<<<<

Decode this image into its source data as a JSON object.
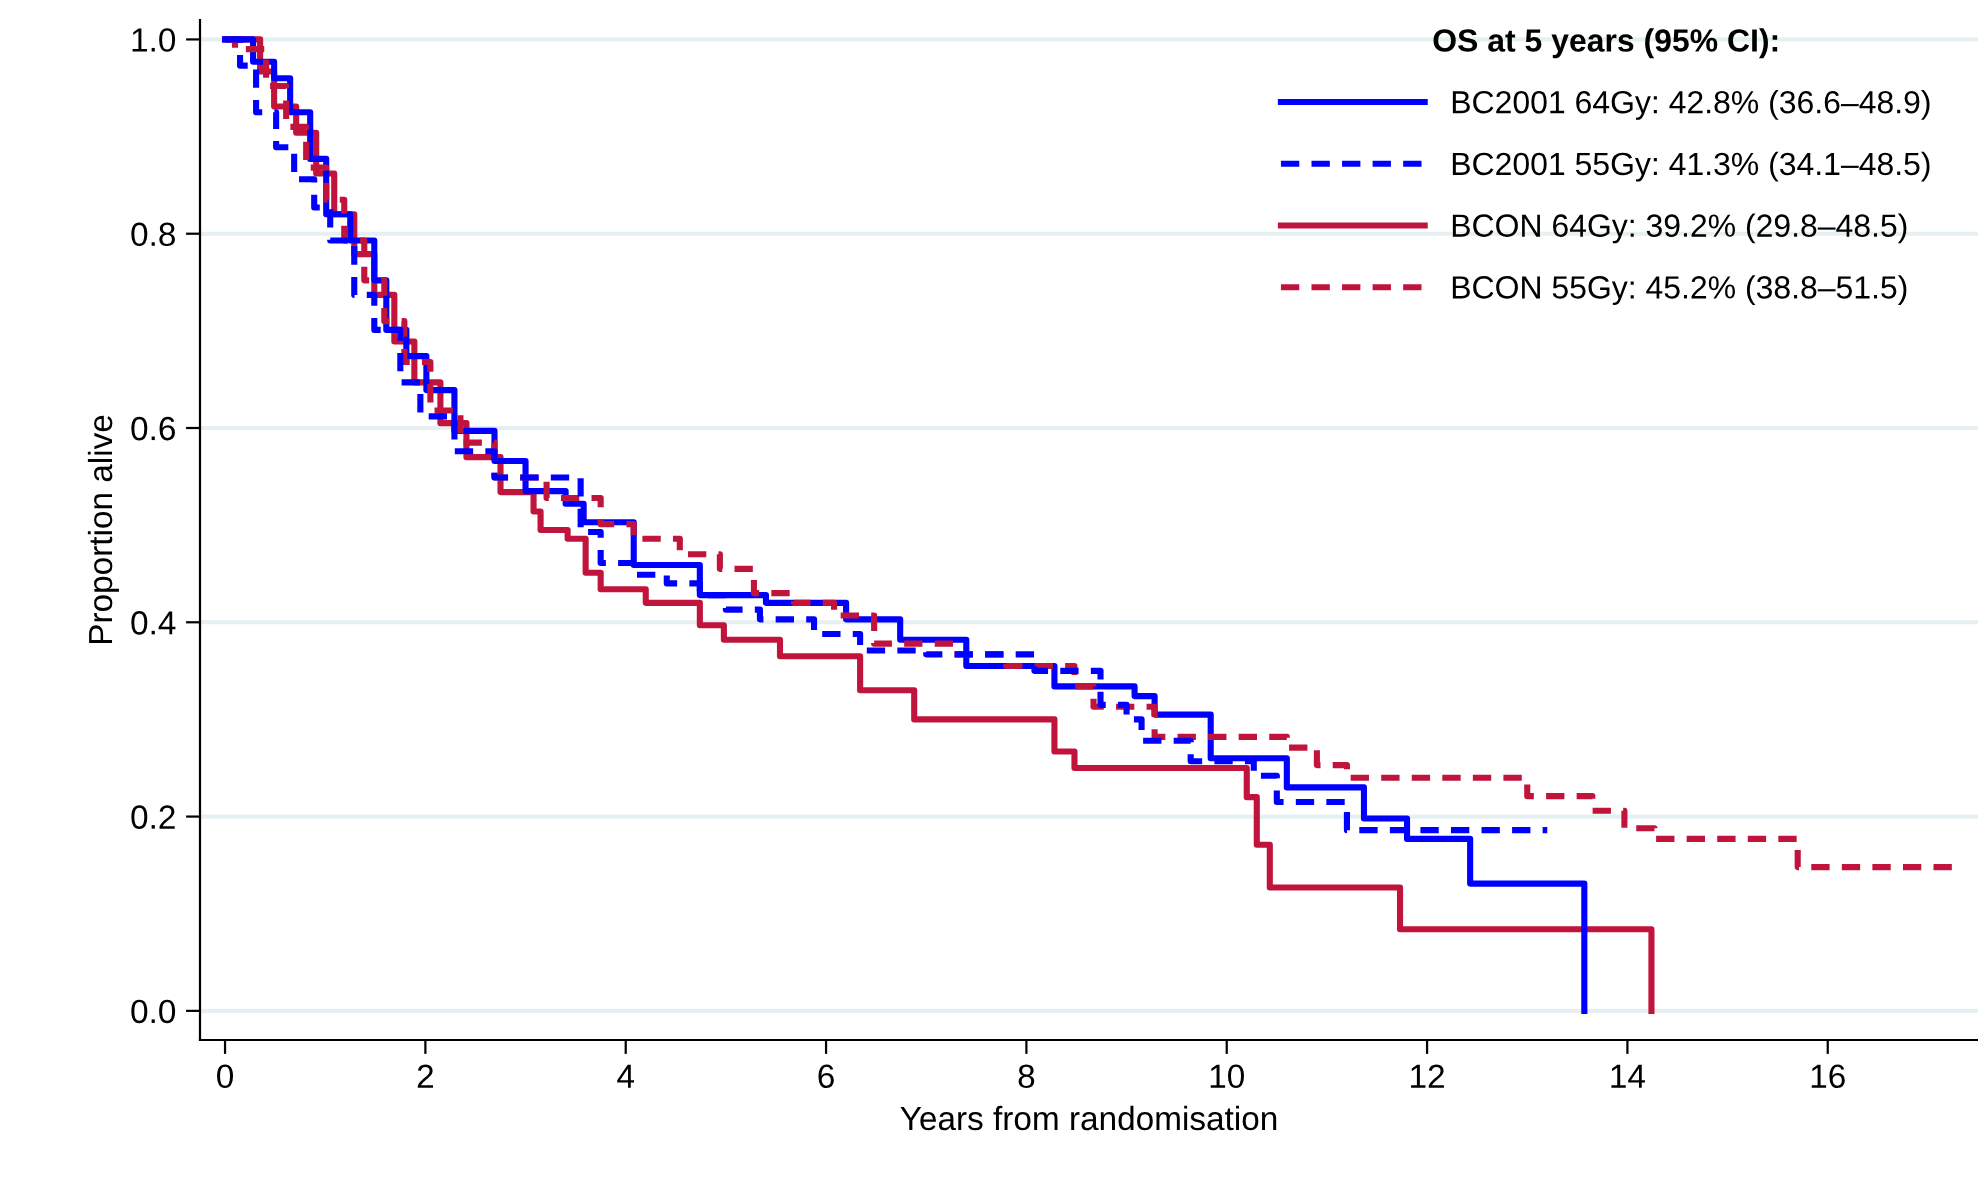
{
  "chart_data": {
    "type": "step",
    "xlabel": "Years from randomisation",
    "ylabel": "Proportion alive",
    "legend_title": "OS at 5 years (95% CI):",
    "legend": "top right",
    "grid": "y",
    "marker": "none",
    "xlim": [
      -0.25,
      17.5
    ],
    "ylim": [
      -0.03,
      1.02
    ],
    "xticks": [
      0,
      2,
      4,
      6,
      8,
      10,
      12,
      14,
      16
    ],
    "yticks": [
      {
        "value": 0,
        "label": "0.0"
      },
      {
        "value": 0.2,
        "label": "0.2"
      },
      {
        "value": 0.4,
        "label": "0.4"
      },
      {
        "value": 0.6,
        "label": "0.6"
      },
      {
        "value": 0.8,
        "label": "0.8"
      },
      {
        "value": 1,
        "label": "1.0"
      }
    ],
    "series": [
      {
        "name": "BC2001 64Gy: 42.8% (36.6–48.9)",
        "color": "#0000ff",
        "line_style": "solid",
        "x": [
          0,
          0.28,
          0.49,
          0.65,
          0.85,
          1.01,
          1.25,
          1.49,
          1.61,
          1.81,
          2.01,
          2.29,
          2.69,
          3.0,
          3.4,
          3.58,
          4.08,
          4.74,
          5.4,
          6.2,
          6.74,
          7.4,
          8.28,
          9.08,
          9.28,
          9.84,
          10.6,
          11.37,
          11.8,
          12.43,
          13.57
        ],
        "values": [
          1.0,
          0.977,
          0.96,
          0.925,
          0.877,
          0.82,
          0.793,
          0.752,
          0.701,
          0.674,
          0.639,
          0.597,
          0.566,
          0.535,
          0.522,
          0.503,
          0.459,
          0.428,
          0.42,
          0.403,
          0.382,
          0.355,
          0.334,
          0.324,
          0.305,
          0.26,
          0.23,
          0.198,
          0.177,
          0.131,
          0.0
        ]
      },
      {
        "name": "BC2001 55Gy: 41.3% (34.1–48.5)",
        "color": "#0000ff",
        "line_style": "dashed",
        "x": [
          0,
          0.15,
          0.31,
          0.51,
          0.69,
          0.89,
          1.05,
          1.29,
          1.49,
          1.75,
          1.95,
          2.29,
          2.69,
          3.55,
          3.75,
          4.08,
          4.41,
          4.74,
          5.0,
          5.34,
          5.88,
          6.34,
          7.0,
          8.08,
          8.74,
          9.0,
          9.15,
          9.64,
          10.27,
          10.5,
          11.2,
          13.2
        ],
        "values": [
          1.0,
          0.973,
          0.925,
          0.889,
          0.856,
          0.827,
          0.793,
          0.737,
          0.701,
          0.647,
          0.612,
          0.576,
          0.549,
          0.493,
          0.461,
          0.449,
          0.44,
          0.428,
          0.413,
          0.403,
          0.388,
          0.371,
          0.367,
          0.35,
          0.315,
          0.3,
          0.278,
          0.257,
          0.242,
          0.215,
          0.186,
          0.186
        ]
      },
      {
        "name": "BCON 64Gy: 39.2% (29.8–48.5)",
        "color": "#c0143c",
        "line_style": "solid",
        "x": [
          0,
          0.35,
          0.49,
          0.71,
          0.91,
          1.09,
          1.29,
          1.49,
          1.69,
          1.89,
          2.15,
          2.41,
          2.75,
          3.08,
          3.15,
          3.42,
          3.6,
          3.75,
          4.2,
          4.74,
          4.98,
          5.54,
          6.34,
          6.88,
          8.28,
          8.48,
          10.2,
          10.3,
          10.43,
          11.73,
          14.24
        ],
        "values": [
          1.0,
          0.967,
          0.931,
          0.904,
          0.862,
          0.82,
          0.779,
          0.737,
          0.689,
          0.647,
          0.605,
          0.57,
          0.534,
          0.514,
          0.495,
          0.486,
          0.451,
          0.434,
          0.42,
          0.397,
          0.382,
          0.365,
          0.33,
          0.3,
          0.267,
          0.25,
          0.22,
          0.171,
          0.127,
          0.084,
          0.0
        ]
      },
      {
        "name": "BCON 55Gy: 45.2% (38.8–51.5)",
        "color": "#c0143c",
        "line_style": "dashed",
        "x": [
          0,
          0.1,
          0.41,
          0.61,
          0.81,
          1.01,
          1.19,
          1.39,
          1.59,
          1.79,
          2.05,
          2.35,
          2.69,
          3.21,
          3.75,
          4.08,
          4.54,
          4.94,
          5.28,
          5.68,
          6.08,
          6.48,
          7.28,
          7.8,
          8.48,
          8.67,
          9.28,
          10.6,
          10.9,
          11.2,
          13.0,
          13.65,
          13.97,
          14.27,
          15.7,
          17.3
        ],
        "values": [
          1.0,
          0.99,
          0.952,
          0.91,
          0.868,
          0.835,
          0.793,
          0.752,
          0.71,
          0.668,
          0.618,
          0.585,
          0.549,
          0.528,
          0.501,
          0.486,
          0.47,
          0.455,
          0.43,
          0.42,
          0.407,
          0.378,
          0.367,
          0.355,
          0.334,
          0.313,
          0.282,
          0.271,
          0.253,
          0.24,
          0.221,
          0.206,
          0.188,
          0.177,
          0.148,
          0.148
        ]
      }
    ]
  }
}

>>>>

Task brief:
Exactly as written, return every line of the listing, but not the pictures.

Completed exercise:
Decode this image into its source data as a JSON object.
{
  "chart_data": {
    "type": "step",
    "xlabel": "Years from randomisation",
    "ylabel": "Proportion alive",
    "legend_title": "OS at 5 years (95% CI):",
    "legend": "top right",
    "grid": "y",
    "marker": "none",
    "xlim": [
      -0.25,
      17.5
    ],
    "ylim": [
      -0.03,
      1.02
    ],
    "xticks": [
      0,
      2,
      4,
      6,
      8,
      10,
      12,
      14,
      16
    ],
    "yticks": [
      {
        "value": 0,
        "label": "0.0"
      },
      {
        "value": 0.2,
        "label": "0.2"
      },
      {
        "value": 0.4,
        "label": "0.4"
      },
      {
        "value": 0.6,
        "label": "0.6"
      },
      {
        "value": 0.8,
        "label": "0.8"
      },
      {
        "value": 1,
        "label": "1.0"
      }
    ],
    "series": [
      {
        "name": "BC2001 64Gy: 42.8% (36.6–48.9)",
        "color": "#0000ff",
        "line_style": "solid",
        "x": [
          0,
          0.28,
          0.49,
          0.65,
          0.85,
          1.01,
          1.25,
          1.49,
          1.61,
          1.81,
          2.01,
          2.29,
          2.69,
          3.0,
          3.4,
          3.58,
          4.08,
          4.74,
          5.4,
          6.2,
          6.74,
          7.4,
          8.28,
          9.08,
          9.28,
          9.84,
          10.6,
          11.37,
          11.8,
          12.43,
          13.57
        ],
        "values": [
          1.0,
          0.977,
          0.96,
          0.925,
          0.877,
          0.82,
          0.793,
          0.752,
          0.701,
          0.674,
          0.639,
          0.597,
          0.566,
          0.535,
          0.522,
          0.503,
          0.459,
          0.428,
          0.42,
          0.403,
          0.382,
          0.355,
          0.334,
          0.324,
          0.305,
          0.26,
          0.23,
          0.198,
          0.177,
          0.131,
          0.0
        ]
      },
      {
        "name": "BC2001 55Gy: 41.3% (34.1–48.5)",
        "color": "#0000ff",
        "line_style": "dashed",
        "x": [
          0,
          0.15,
          0.31,
          0.51,
          0.69,
          0.89,
          1.05,
          1.29,
          1.49,
          1.75,
          1.95,
          2.29,
          2.69,
          3.55,
          3.75,
          4.08,
          4.41,
          4.74,
          5.0,
          5.34,
          5.88,
          6.34,
          7.0,
          8.08,
          8.74,
          9.0,
          9.15,
          9.64,
          10.27,
          10.5,
          11.2,
          13.2
        ],
        "values": [
          1.0,
          0.973,
          0.925,
          0.889,
          0.856,
          0.827,
          0.793,
          0.737,
          0.701,
          0.647,
          0.612,
          0.576,
          0.549,
          0.493,
          0.461,
          0.449,
          0.44,
          0.428,
          0.413,
          0.403,
          0.388,
          0.371,
          0.367,
          0.35,
          0.315,
          0.3,
          0.278,
          0.257,
          0.242,
          0.215,
          0.186,
          0.186
        ]
      },
      {
        "name": "BCON 64Gy: 39.2% (29.8–48.5)",
        "color": "#c0143c",
        "line_style": "solid",
        "x": [
          0,
          0.35,
          0.49,
          0.71,
          0.91,
          1.09,
          1.29,
          1.49,
          1.69,
          1.89,
          2.15,
          2.41,
          2.75,
          3.08,
          3.15,
          3.42,
          3.6,
          3.75,
          4.2,
          4.74,
          4.98,
          5.54,
          6.34,
          6.88,
          8.28,
          8.48,
          10.2,
          10.3,
          10.43,
          11.73,
          14.24
        ],
        "values": [
          1.0,
          0.967,
          0.931,
          0.904,
          0.862,
          0.82,
          0.779,
          0.737,
          0.689,
          0.647,
          0.605,
          0.57,
          0.534,
          0.514,
          0.495,
          0.486,
          0.451,
          0.434,
          0.42,
          0.397,
          0.382,
          0.365,
          0.33,
          0.3,
          0.267,
          0.25,
          0.22,
          0.171,
          0.127,
          0.084,
          0.0
        ]
      },
      {
        "name": "BCON 55Gy: 45.2% (38.8–51.5)",
        "color": "#c0143c",
        "line_style": "dashed",
        "x": [
          0,
          0.1,
          0.41,
          0.61,
          0.81,
          1.01,
          1.19,
          1.39,
          1.59,
          1.79,
          2.05,
          2.35,
          2.69,
          3.21,
          3.75,
          4.08,
          4.54,
          4.94,
          5.28,
          5.68,
          6.08,
          6.48,
          7.28,
          7.8,
          8.48,
          8.67,
          9.28,
          10.6,
          10.9,
          11.2,
          13.0,
          13.65,
          13.97,
          14.27,
          15.7,
          17.3
        ],
        "values": [
          1.0,
          0.99,
          0.952,
          0.91,
          0.868,
          0.835,
          0.793,
          0.752,
          0.71,
          0.668,
          0.618,
          0.585,
          0.549,
          0.528,
          0.501,
          0.486,
          0.47,
          0.455,
          0.43,
          0.42,
          0.407,
          0.378,
          0.367,
          0.355,
          0.334,
          0.313,
          0.282,
          0.271,
          0.253,
          0.24,
          0.221,
          0.206,
          0.188,
          0.177,
          0.148,
          0.148
        ]
      }
    ]
  }
}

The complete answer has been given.